Exercise: Your task is to copy every record exactly.

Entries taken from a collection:
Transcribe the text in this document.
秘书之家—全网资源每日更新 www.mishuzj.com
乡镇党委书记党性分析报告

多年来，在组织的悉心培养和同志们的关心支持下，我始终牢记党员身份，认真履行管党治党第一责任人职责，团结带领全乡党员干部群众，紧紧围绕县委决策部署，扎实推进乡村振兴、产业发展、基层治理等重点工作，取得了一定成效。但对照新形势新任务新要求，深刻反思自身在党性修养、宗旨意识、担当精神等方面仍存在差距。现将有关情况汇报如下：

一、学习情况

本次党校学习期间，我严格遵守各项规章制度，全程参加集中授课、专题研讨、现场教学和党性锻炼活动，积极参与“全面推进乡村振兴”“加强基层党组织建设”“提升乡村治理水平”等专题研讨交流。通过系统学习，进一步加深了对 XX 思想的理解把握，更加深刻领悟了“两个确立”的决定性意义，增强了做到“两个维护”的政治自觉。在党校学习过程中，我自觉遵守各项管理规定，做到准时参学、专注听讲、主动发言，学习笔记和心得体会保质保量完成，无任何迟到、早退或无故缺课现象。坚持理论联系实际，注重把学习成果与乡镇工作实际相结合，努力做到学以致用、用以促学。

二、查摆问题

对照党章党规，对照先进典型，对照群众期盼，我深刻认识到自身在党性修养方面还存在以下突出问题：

The reply:
Transcribe the text in this document.
秘书之家—全网资源每日更新 www.mishuzj.com
乡镇党委书记党性分析报告

多年来，在组织的悉心培养和同志们的关心支持下，我始终牢记党员身份，认真履行管党治党第一责任人职责，团结带领全乡党员干部群众，紧紧围绕县委决策部署，扎实推进乡村振兴、产业发展、基层治理等重点工作，取得了一定成效。但对照新形势新任务新要求，深刻反思自身在党性修养、宗旨意识、担当精神等方面仍存在差距。现将有关情况汇报如下：

一、学习情况

本次党校学习期间，我严格遵守各项规章制度，全程参加集中授课、专题研讨、现场教学和党性锻炼活动，积极参与“全面推进乡村振兴”“加强基层党组织建设”“提升乡村治理水平”等专题研讨交流。通过系统学习，进一步加深了对 XX 思想的理解把握，更加深刻领悟了“两个确立”的决定性意义，增强了做到“两个维护”的政治自觉。在党校学习过程中，我自觉遵守各项管理规定，做到准时参学、专注听讲、主动发言，学习笔记和心得体会保质保量完成，无任何迟到、早退或无故缺课现象。坚持理论联系实际，注重把学习成果与乡镇工作实际相结合，努力做到学以致用、用以促学。

二、查摆问题

对照党章党规，对照先进典型，对照群众期盼，我深刻认识到自身在党性修养方面还存在以下突出问题：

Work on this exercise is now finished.